[Recorded data]
*-*-*
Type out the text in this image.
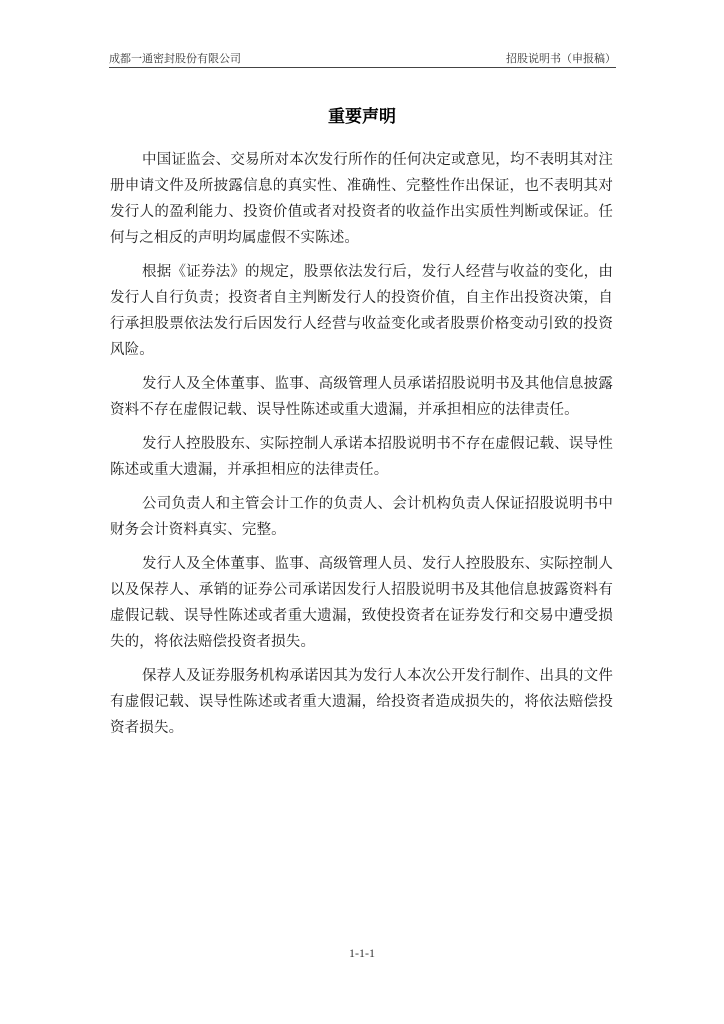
成都一通密封股份有限公司	招股说明书（申报稿）
重要声明

中国证监会、交易所对本次发行所作的任何决定或意见，均不表明其对注册申请文件及所披露信息的真实性、准确性、完整性作出保证，也不表明其对发行人的盈利能力、投资价值或者对投资者的收益作出实质性判断或保证。任何与之相反的声明均属虚假不实陈述。

根据《证券法》的规定，股票依法发行后，发行人经营与收益的变化，由发行人自行负责；投资者自主判断发行人的投资价值，自主作出投资决策，自行承担股票依法发行后因发行人经营与收益变化或者股票价格变动引致的投资风险。

发行人及全体董事、监事、高级管理人员承诺招股说明书及其他信息披露资料不存在虚假记载、误导性陈述或重大遗漏，并承担相应的法律责任。

发行人控股股东、实际控制人承诺本招股说明书不存在虚假记载、误导性陈述或重大遗漏，并承担相应的法律责任。

公司负责人和主管会计工作的负责人、会计机构负责人保证招股说明书中财务会计资料真实、完整。

发行人及全体董事、监事、高级管理人员、发行人控股股东、实际控制人以及保荐人、承销的证券公司承诺因发行人招股说明书及其他信息披露资料有虚假记载、误导性陈述或者重大遗漏，致使投资者在证券发行和交易中遭受损失的，将依法赔偿投资者损失。

保荐人及证券服务机构承诺因其为发行人本次公开发行制作、出具的文件有虚假记载、误导性陈述或者重大遗漏，给投资者造成损失的，将依法赔偿投资者损失。

1-1-1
*-*-*
- [Exercise]:
The material above must be printed exactly, with its pictures left out.

- [Task solution]:
Type out the text in this image.
成都一通密封股份有限公司	招股说明书（申报稿）
重要声明

中国证监会、交易所对本次发行所作的任何决定或意见，均不表明其对注册申请文件及所披露信息的真实性、准确性、完整性作出保证，也不表明其对发行人的盈利能力、投资价值或者对投资者的收益作出实质性判断或保证。任何与之相反的声明均属虚假不实陈述。

根据《证券法》的规定，股票依法发行后，发行人经营与收益的变化，由发行人自行负责；投资者自主判断发行人的投资价值，自主作出投资决策，自行承担股票依法发行后因发行人经营与收益变化或者股票价格变动引致的投资风险。

发行人及全体董事、监事、高级管理人员承诺招股说明书及其他信息披露资料不存在虚假记载、误导性陈述或重大遗漏，并承担相应的法律责任。

发行人控股股东、实际控制人承诺本招股说明书不存在虚假记载、误导性陈述或重大遗漏，并承担相应的法律责任。

公司负责人和主管会计工作的负责人、会计机构负责人保证招股说明书中财务会计资料真实、完整。

发行人及全体董事、监事、高级管理人员、发行人控股股东、实际控制人以及保荐人、承销的证券公司承诺因发行人招股说明书及其他信息披露资料有虚假记载、误导性陈述或者重大遗漏，致使投资者在证券发行和交易中遭受损失的，将依法赔偿投资者损失。

保荐人及证券服务机构承诺因其为发行人本次公开发行制作、出具的文件有虚假记载、误导性陈述或者重大遗漏，给投资者造成损失的，将依法赔偿投资者损失。

1-1-1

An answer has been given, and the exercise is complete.